OBJECTIVE
Print each line of the listing once more, precisely as given.

— START OF MATERIAL SHOWN —

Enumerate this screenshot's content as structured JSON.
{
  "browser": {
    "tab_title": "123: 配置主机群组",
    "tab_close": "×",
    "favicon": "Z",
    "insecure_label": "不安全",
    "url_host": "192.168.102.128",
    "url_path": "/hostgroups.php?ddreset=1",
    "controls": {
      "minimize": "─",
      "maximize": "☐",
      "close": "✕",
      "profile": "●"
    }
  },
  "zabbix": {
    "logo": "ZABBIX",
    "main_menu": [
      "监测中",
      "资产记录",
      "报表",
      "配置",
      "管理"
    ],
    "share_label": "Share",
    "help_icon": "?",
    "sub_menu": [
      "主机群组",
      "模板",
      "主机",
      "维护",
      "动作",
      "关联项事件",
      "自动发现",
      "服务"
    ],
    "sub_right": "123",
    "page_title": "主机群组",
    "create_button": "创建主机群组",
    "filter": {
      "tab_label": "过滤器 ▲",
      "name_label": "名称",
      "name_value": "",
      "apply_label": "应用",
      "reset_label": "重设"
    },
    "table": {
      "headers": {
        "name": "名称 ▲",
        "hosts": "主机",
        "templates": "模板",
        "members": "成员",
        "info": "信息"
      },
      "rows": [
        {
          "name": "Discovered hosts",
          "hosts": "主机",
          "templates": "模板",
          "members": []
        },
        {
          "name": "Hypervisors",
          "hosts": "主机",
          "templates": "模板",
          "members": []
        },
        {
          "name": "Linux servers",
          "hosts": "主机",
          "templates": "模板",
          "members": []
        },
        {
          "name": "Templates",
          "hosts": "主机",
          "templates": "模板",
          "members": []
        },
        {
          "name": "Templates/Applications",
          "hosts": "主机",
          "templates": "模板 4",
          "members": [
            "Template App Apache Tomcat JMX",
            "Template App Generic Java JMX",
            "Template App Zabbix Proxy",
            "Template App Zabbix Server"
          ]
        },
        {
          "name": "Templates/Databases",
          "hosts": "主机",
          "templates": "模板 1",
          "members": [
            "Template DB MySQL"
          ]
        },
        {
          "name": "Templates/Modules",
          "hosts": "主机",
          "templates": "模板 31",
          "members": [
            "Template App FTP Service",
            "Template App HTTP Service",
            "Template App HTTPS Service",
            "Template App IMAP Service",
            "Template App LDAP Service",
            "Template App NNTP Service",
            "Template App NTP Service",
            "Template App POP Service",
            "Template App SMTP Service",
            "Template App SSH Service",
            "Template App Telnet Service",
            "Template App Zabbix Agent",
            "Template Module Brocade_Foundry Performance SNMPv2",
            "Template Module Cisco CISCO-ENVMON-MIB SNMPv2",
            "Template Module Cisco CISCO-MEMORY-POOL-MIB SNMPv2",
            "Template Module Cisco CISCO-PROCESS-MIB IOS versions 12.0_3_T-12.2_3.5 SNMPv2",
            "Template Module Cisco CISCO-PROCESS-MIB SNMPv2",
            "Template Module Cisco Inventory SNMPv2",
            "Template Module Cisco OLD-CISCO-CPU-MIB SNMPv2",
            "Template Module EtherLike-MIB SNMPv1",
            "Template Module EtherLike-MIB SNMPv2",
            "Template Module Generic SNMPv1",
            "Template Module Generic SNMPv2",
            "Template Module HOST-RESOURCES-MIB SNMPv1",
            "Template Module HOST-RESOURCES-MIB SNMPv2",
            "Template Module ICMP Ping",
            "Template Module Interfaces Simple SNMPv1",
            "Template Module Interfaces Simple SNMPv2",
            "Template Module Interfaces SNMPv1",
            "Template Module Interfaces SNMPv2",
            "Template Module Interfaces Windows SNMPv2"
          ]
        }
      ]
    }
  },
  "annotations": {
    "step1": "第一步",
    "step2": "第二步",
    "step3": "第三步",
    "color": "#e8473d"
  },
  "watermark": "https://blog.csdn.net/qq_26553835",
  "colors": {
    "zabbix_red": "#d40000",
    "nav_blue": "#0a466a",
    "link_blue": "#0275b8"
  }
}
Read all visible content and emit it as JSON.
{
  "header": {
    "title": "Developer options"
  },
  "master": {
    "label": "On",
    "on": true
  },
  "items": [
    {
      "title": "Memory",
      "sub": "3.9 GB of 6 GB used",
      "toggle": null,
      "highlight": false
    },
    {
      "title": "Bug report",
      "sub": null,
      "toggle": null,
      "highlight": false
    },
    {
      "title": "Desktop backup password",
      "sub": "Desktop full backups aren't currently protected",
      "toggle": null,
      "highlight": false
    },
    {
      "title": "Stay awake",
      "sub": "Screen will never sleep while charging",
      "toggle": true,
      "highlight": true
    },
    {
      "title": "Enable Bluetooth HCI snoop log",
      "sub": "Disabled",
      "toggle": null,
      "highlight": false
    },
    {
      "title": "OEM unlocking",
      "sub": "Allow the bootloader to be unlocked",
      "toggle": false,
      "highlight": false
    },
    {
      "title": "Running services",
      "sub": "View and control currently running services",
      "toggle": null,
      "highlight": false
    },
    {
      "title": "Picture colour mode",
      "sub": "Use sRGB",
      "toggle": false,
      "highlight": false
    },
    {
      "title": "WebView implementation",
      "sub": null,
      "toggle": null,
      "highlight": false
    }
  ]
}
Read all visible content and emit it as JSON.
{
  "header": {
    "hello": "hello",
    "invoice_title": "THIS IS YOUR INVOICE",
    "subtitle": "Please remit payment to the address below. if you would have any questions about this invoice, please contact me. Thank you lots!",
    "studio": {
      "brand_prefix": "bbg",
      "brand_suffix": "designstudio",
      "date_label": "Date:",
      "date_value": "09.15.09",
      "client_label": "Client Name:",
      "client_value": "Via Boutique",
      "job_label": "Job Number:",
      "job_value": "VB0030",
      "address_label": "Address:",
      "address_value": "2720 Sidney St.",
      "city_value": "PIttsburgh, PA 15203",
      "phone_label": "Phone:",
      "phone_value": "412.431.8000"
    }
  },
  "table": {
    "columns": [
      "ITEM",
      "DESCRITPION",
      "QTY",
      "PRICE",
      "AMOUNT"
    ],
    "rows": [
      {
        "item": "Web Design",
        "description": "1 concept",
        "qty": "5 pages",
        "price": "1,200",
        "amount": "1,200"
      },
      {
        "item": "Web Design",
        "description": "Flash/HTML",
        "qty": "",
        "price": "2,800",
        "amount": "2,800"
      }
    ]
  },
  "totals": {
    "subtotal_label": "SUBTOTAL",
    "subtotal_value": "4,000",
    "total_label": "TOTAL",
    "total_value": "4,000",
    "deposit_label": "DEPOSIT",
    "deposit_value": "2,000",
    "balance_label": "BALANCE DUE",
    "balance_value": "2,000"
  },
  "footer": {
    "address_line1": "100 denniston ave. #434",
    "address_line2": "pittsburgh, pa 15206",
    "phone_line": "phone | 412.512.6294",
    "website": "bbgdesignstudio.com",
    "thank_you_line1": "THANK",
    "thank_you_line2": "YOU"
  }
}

— END OF MATERIAL SHOWN —

RESPONSE
Enumerate this screenshot's content as structured JSON.
{
  "browser": {
    "tab_title": "123: 配置主机群组",
    "tab_close": "×",
    "favicon": "Z",
    "insecure_label": "不安全",
    "url_host": "192.168.102.128",
    "url_path": "/hostgroups.php?ddreset=1",
    "controls": {
      "minimize": "─",
      "maximize": "☐",
      "close": "✕",
      "profile": "●"
    }
  },
  "zabbix": {
    "logo": "ZABBIX",
    "main_menu": [
      "监测中",
      "资产记录",
      "报表",
      "配置",
      "管理"
    ],
    "share_label": "Share",
    "help_icon": "?",
    "sub_menu": [
      "主机群组",
      "模板",
      "主机",
      "维护",
      "动作",
      "关联项事件",
      "自动发现",
      "服务"
    ],
    "sub_right": "123",
    "page_title": "主机群组",
    "create_button": "创建主机群组",
    "filter": {
      "tab_label": "过滤器 ▲",
      "name_label": "名称",
      "name_value": "",
      "apply_label": "应用",
      "reset_label": "重设"
    },
    "table": {
      "headers": {
        "name": "名称 ▲",
        "hosts": "主机",
        "templates": "模板",
        "members": "成员",
        "info": "信息"
      },
      "rows": [
        {
          "name": "Discovered hosts",
          "hosts": "主机",
          "templates": "模板",
          "members": []
        },
        {
          "name": "Hypervisors",
          "hosts": "主机",
          "templates": "模板",
          "members": []
        },
        {
          "name": "Linux servers",
          "hosts": "主机",
          "templates": "模板",
          "members": []
        },
        {
          "name": "Templates",
          "hosts": "主机",
          "templates": "模板",
          "members": []
        },
        {
          "name": "Templates/Applications",
          "hosts": "主机",
          "templates": "模板 4",
          "members": [
            "Template App Apache Tomcat JMX",
            "Template App Generic Java JMX",
            "Template App Zabbix Proxy",
            "Template App Zabbix Server"
          ]
        },
        {
          "name": "Templates/Databases",
          "hosts": "主机",
          "templates": "模板 1",
          "members": [
            "Template DB MySQL"
          ]
        },
        {
          "name": "Templates/Modules",
          "hosts": "主机",
          "templates": "模板 31",
          "members": [
            "Template App FTP Service",
            "Template App HTTP Service",
            "Template App HTTPS Service",
            "Template App IMAP Service",
            "Template App LDAP Service",
            "Template App NNTP Service",
            "Template App NTP Service",
            "Template App POP Service",
            "Template App SMTP Service",
            "Template App SSH Service",
            "Template App Telnet Service",
            "Template App Zabbix Agent",
            "Template Module Brocade_Foundry Performance SNMPv2",
            "Template Module Cisco CISCO-ENVMON-MIB SNMPv2",
            "Template Module Cisco CISCO-MEMORY-POOL-MIB SNMPv2",
            "Template Module Cisco CISCO-PROCESS-MIB IOS versions 12.0_3_T-12.2_3.5 SNMPv2",
            "Template Module Cisco CISCO-PROCESS-MIB SNMPv2",
            "Template Module Cisco Inventory SNMPv2",
            "Template Module Cisco OLD-CISCO-CPU-MIB SNMPv2",
            "Template Module EtherLike-MIB SNMPv1",
            "Template Module EtherLike-MIB SNMPv2",
            "Template Module Generic SNMPv1",
            "Template Module Generic SNMPv2",
            "Template Module HOST-RESOURCES-MIB SNMPv1",
            "Template Module HOST-RESOURCES-MIB SNMPv2",
            "Template Module ICMP Ping",
            "Template Module Interfaces Simple SNMPv1",
            "Template Module Interfaces Simple SNMPv2",
            "Template Module Interfaces SNMPv1",
            "Template Module Interfaces SNMPv2",
            "Template Module Interfaces Windows SNMPv2"
          ]
        }
      ]
    }
  },
  "annotations": {
    "step1": "第一步",
    "step2": "第二步",
    "step3": "第三步",
    "color": "#e8473d"
  },
  "watermark": "https://blog.csdn.net/qq_26553835",
  "colors": {
    "zabbix_red": "#d40000",
    "nav_blue": "#0a466a",
    "link_blue": "#0275b8"
  }
}
Read all visible content and emit it as JSON.
{
  "header": {
    "title": "Developer options"
  },
  "master": {
    "label": "On",
    "on": true
  },
  "items": [
    {
      "title": "Memory",
      "sub": "3.9 GB of 6 GB used",
      "toggle": null,
      "highlight": false
    },
    {
      "title": "Bug report",
      "sub": null,
      "toggle": null,
      "highlight": false
    },
    {
      "title": "Desktop backup password",
      "sub": "Desktop full backups aren't currently protected",
      "toggle": null,
      "highlight": false
    },
    {
      "title": "Stay awake",
      "sub": "Screen will never sleep while charging",
      "toggle": true,
      "highlight": true
    },
    {
      "title": "Enable Bluetooth HCI snoop log",
      "sub": "Disabled",
      "toggle": null,
      "highlight": false
    },
    {
      "title": "OEM unlocking",
      "sub": "Allow the bootloader to be unlocked",
      "toggle": false,
      "highlight": false
    },
    {
      "title": "Running services",
      "sub": "View and control currently running services",
      "toggle": null,
      "highlight": false
    },
    {
      "title": "Picture colour mode",
      "sub": "Use sRGB",
      "toggle": false,
      "highlight": false
    },
    {
      "title": "WebView implementation",
      "sub": null,
      "toggle": null,
      "highlight": false
    }
  ]
}
Read all visible content and emit it as JSON.
{
  "header": {
    "hello": "hello",
    "invoice_title": "THIS IS YOUR INVOICE",
    "subtitle": "Please remit payment to the address below. if you would have any questions about this invoice, please contact me. Thank you lots!",
    "studio": {
      "brand_prefix": "bbg",
      "brand_suffix": "designstudio",
      "date_label": "Date:",
      "date_value": "09.15.09",
      "client_label": "Client Name:",
      "client_value": "Via Boutique",
      "job_label": "Job Number:",
      "job_value": "VB0030",
      "address_label": "Address:",
      "address_value": "2720 Sidney St.",
      "city_value": "PIttsburgh, PA 15203",
      "phone_label": "Phone:",
      "phone_value": "412.431.8000"
    }
  },
  "table": {
    "columns": [
      "ITEM",
      "DESCRITPION",
      "QTY",
      "PRICE",
      "AMOUNT"
    ],
    "rows": [
      {
        "item": "Web Design",
        "description": "1 concept",
        "qty": "5 pages",
        "price": "1,200",
        "amount": "1,200"
      },
      {
        "item": "Web Design",
        "description": "Flash/HTML",
        "qty": "",
        "price": "2,800",
        "amount": "2,800"
      }
    ]
  },
  "totals": {
    "subtotal_label": "SUBTOTAL",
    "subtotal_value": "4,000",
    "total_label": "TOTAL",
    "total_value": "4,000",
    "deposit_label": "DEPOSIT",
    "deposit_value": "2,000",
    "balance_label": "BALANCE DUE",
    "balance_value": "2,000"
  },
  "footer": {
    "address_line1": "100 denniston ave. #434",
    "address_line2": "pittsburgh, pa 15206",
    "phone_line": "phone | 412.512.6294",
    "website": "bbgdesignstudio.com",
    "thank_you_line1": "THANK",
    "thank_you_line2": "YOU"
  }
}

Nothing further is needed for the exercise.